• What is asked:
Exactly as written, print each record in the listing.
* START *
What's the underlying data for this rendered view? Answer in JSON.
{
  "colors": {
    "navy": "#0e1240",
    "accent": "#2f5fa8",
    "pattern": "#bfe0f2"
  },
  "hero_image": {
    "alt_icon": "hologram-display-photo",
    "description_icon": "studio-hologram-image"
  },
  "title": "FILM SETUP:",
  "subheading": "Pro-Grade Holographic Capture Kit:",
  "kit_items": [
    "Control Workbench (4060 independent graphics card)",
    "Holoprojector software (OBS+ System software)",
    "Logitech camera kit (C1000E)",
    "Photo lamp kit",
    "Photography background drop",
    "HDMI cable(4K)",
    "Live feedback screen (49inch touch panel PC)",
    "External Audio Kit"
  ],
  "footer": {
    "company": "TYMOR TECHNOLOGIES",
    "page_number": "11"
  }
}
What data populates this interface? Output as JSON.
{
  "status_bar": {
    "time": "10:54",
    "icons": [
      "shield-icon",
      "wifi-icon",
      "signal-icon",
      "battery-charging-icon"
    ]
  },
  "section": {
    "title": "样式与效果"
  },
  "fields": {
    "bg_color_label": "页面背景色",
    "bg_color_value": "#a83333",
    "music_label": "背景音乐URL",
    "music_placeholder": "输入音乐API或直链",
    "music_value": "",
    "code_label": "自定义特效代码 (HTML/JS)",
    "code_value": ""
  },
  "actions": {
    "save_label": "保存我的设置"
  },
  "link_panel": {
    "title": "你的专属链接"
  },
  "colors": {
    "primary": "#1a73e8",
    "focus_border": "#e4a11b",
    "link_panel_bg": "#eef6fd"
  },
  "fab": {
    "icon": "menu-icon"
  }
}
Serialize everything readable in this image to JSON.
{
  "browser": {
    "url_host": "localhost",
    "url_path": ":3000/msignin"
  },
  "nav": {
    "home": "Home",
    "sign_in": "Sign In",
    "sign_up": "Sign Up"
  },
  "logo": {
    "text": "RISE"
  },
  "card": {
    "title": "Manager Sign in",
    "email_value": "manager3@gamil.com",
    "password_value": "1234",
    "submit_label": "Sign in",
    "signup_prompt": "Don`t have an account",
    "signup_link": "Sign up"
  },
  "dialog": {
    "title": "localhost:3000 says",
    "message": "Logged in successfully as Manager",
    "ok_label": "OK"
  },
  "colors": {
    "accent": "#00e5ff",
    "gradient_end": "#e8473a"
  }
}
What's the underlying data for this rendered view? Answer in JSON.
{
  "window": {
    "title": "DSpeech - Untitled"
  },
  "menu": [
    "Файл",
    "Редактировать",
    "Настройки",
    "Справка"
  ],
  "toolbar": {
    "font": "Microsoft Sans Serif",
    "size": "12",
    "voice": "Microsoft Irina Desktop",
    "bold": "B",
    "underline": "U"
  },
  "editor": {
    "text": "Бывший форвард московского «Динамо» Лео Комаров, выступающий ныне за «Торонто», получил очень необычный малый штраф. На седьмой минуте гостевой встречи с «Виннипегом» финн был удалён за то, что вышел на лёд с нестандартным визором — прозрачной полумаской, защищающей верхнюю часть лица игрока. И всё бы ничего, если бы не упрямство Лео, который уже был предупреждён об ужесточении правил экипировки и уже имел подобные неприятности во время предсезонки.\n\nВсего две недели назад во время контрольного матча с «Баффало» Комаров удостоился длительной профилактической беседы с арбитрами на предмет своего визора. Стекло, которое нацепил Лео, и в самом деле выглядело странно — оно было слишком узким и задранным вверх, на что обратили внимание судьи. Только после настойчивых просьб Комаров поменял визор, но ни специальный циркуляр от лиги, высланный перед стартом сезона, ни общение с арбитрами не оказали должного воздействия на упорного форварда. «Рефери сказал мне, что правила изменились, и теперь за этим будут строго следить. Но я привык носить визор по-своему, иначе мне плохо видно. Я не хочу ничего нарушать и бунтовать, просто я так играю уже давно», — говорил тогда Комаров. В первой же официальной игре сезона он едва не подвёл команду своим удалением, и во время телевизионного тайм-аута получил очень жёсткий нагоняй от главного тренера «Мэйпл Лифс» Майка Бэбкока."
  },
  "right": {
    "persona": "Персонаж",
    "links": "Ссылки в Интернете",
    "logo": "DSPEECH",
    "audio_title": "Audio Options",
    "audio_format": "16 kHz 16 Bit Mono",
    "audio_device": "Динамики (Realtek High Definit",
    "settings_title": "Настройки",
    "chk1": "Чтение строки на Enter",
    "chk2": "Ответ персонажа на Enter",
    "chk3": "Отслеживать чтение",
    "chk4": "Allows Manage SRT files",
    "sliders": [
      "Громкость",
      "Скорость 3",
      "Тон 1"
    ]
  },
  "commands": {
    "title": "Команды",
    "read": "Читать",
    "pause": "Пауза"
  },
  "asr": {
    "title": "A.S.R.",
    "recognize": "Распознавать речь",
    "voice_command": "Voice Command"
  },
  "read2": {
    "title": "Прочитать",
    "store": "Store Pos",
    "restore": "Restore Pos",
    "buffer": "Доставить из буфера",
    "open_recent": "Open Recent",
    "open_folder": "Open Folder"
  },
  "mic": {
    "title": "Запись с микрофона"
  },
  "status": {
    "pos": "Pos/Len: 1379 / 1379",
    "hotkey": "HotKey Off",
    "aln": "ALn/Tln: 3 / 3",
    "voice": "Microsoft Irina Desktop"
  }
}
* END *
• Exercise solution:
What's the underlying data for this rendered view? Answer in JSON.
{
  "colors": {
    "navy": "#0e1240",
    "accent": "#2f5fa8",
    "pattern": "#bfe0f2"
  },
  "hero_image": {
    "alt_icon": "hologram-display-photo",
    "description_icon": "studio-hologram-image"
  },
  "title": "FILM SETUP:",
  "subheading": "Pro-Grade Holographic Capture Kit:",
  "kit_items": [
    "Control Workbench (4060 independent graphics card)",
    "Holoprojector software (OBS+ System software)",
    "Logitech camera kit (C1000E)",
    "Photo lamp kit",
    "Photography background drop",
    "HDMI cable(4K)",
    "Live feedback screen (49inch touch panel PC)",
    "External Audio Kit"
  ],
  "footer": {
    "company": "TYMOR TECHNOLOGIES",
    "page_number": "11"
  }
}
What data populates this interface? Output as JSON.
{
  "status_bar": {
    "time": "10:54",
    "icons": [
      "shield-icon",
      "wifi-icon",
      "signal-icon",
      "battery-charging-icon"
    ]
  },
  "section": {
    "title": "样式与效果"
  },
  "fields": {
    "bg_color_label": "页面背景色",
    "bg_color_value": "#a83333",
    "music_label": "背景音乐URL",
    "music_placeholder": "输入音乐API或直链",
    "music_value": "",
    "code_label": "自定义特效代码 (HTML/JS)",
    "code_value": ""
  },
  "actions": {
    "save_label": "保存我的设置"
  },
  "link_panel": {
    "title": "你的专属链接"
  },
  "colors": {
    "primary": "#1a73e8",
    "focus_border": "#e4a11b",
    "link_panel_bg": "#eef6fd"
  },
  "fab": {
    "icon": "menu-icon"
  }
}
Serialize everything readable in this image to JSON.
{
  "browser": {
    "url_host": "localhost",
    "url_path": ":3000/msignin"
  },
  "nav": {
    "home": "Home",
    "sign_in": "Sign In",
    "sign_up": "Sign Up"
  },
  "logo": {
    "text": "RISE"
  },
  "card": {
    "title": "Manager Sign in",
    "email_value": "manager3@gamil.com",
    "password_value": "1234",
    "submit_label": "Sign in",
    "signup_prompt": "Don`t have an account",
    "signup_link": "Sign up"
  },
  "dialog": {
    "title": "localhost:3000 says",
    "message": "Logged in successfully as Manager",
    "ok_label": "OK"
  },
  "colors": {
    "accent": "#00e5ff",
    "gradient_end": "#e8473a"
  }
}
What's the underlying data for this rendered view? Answer in JSON.
{
  "window": {
    "title": "DSpeech - Untitled"
  },
  "menu": [
    "Файл",
    "Редактировать",
    "Настройки",
    "Справка"
  ],
  "toolbar": {
    "font": "Microsoft Sans Serif",
    "size": "12",
    "voice": "Microsoft Irina Desktop",
    "bold": "B",
    "underline": "U"
  },
  "editor": {
    "text": "Бывший форвард московского «Динамо» Лео Комаров, выступающий ныне за «Торонто», получил очень необычный малый штраф. На седьмой минуте гостевой встречи с «Виннипегом» финн был удалён за то, что вышел на лёд с нестандартным визором — прозрачной полумаской, защищающей верхнюю часть лица игрока. И всё бы ничего, если бы не упрямство Лео, который уже был предупреждён об ужесточении правил экипировки и уже имел подобные неприятности во время предсезонки.\n\nВсего две недели назад во время контрольного матча с «Баффало» Комаров удостоился длительной профилактической беседы с арбитрами на предмет своего визора. Стекло, которое нацепил Лео, и в самом деле выглядело странно — оно было слишком узким и задранным вверх, на что обратили внимание судьи. Только после настойчивых просьб Комаров поменял визор, но ни специальный циркуляр от лиги, высланный перед стартом сезона, ни общение с арбитрами не оказали должного воздействия на упорного форварда. «Рефери сказал мне, что правила изменились, и теперь за этим будут строго следить. Но я привык носить визор по-своему, иначе мне плохо видно. Я не хочу ничего нарушать и бунтовать, просто я так играю уже давно», — говорил тогда Комаров. В первой же официальной игре сезона он едва не подвёл команду своим удалением, и во время телевизионного тайм-аута получил очень жёсткий нагоняй от главного тренера «Мэйпл Лифс» Майка Бэбкока."
  },
  "right": {
    "persona": "Персонаж",
    "links": "Ссылки в Интернете",
    "logo": "DSPEECH",
    "audio_title": "Audio Options",
    "audio_format": "16 kHz 16 Bit Mono",
    "audio_device": "Динамики (Realtek High Definit",
    "settings_title": "Настройки",
    "chk1": "Чтение строки на Enter",
    "chk2": "Ответ персонажа на Enter",
    "chk3": "Отслеживать чтение",
    "chk4": "Allows Manage SRT files",
    "sliders": [
      "Громкость",
      "Скорость 3",
      "Тон 1"
    ]
  },
  "commands": {
    "title": "Команды",
    "read": "Читать",
    "pause": "Пауза"
  },
  "asr": {
    "title": "A.S.R.",
    "recognize": "Распознавать речь",
    "voice_command": "Voice Command"
  },
  "read2": {
    "title": "Прочитать",
    "store": "Store Pos",
    "restore": "Restore Pos",
    "buffer": "Доставить из буфера",
    "open_recent": "Open Recent",
    "open_folder": "Open Folder"
  },
  "mic": {
    "title": "Запись с микрофона"
  },
  "status": {
    "pos": "Pos/Len: 1379 / 1379",
    "hotkey": "HotKey Off",
    "aln": "ALn/Tln: 3 / 3",
    "voice": "Microsoft Irina Desktop"
  }
}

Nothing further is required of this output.